What to do ▸ Find the word "申请电子商务第" in the records below. List each line containing it.
>> Begin Data provided
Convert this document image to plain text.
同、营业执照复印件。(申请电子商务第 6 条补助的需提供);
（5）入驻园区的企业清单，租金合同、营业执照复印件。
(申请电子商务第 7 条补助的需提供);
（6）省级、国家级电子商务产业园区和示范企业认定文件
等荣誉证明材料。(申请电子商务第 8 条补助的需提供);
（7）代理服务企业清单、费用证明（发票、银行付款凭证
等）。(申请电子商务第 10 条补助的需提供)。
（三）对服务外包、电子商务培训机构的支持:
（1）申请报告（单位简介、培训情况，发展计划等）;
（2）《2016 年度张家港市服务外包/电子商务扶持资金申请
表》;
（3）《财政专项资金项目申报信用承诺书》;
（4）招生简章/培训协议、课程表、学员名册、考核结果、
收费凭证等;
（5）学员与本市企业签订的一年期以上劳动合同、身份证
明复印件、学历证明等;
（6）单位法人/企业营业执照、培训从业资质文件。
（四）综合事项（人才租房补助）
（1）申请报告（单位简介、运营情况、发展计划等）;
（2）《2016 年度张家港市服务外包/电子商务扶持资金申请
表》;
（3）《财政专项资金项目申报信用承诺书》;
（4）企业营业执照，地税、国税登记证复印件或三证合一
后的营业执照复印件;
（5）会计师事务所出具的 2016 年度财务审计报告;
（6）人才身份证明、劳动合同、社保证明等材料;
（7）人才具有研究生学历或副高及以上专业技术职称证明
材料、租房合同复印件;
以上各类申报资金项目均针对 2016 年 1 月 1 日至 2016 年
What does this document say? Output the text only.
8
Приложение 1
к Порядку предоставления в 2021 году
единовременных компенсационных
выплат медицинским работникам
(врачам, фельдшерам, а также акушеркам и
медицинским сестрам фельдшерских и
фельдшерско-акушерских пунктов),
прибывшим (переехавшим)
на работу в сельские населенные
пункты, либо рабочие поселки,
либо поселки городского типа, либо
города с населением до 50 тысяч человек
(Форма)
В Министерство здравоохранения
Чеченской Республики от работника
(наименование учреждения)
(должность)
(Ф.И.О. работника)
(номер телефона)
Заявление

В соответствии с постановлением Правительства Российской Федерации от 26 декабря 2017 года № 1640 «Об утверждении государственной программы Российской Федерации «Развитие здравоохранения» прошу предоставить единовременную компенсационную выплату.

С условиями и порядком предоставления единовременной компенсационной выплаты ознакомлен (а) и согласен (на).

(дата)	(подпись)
>> End Data provided
Reply to the exercise ▸
同、营业执照复印件。(申请电子商务第 6 条补助的需提供);
(申请电子商务第 7 条补助的需提供);
等荣誉证明材料。(申请电子商务第 8 条补助的需提供);
等）。(申请电子商务第 10 条补助的需提供)。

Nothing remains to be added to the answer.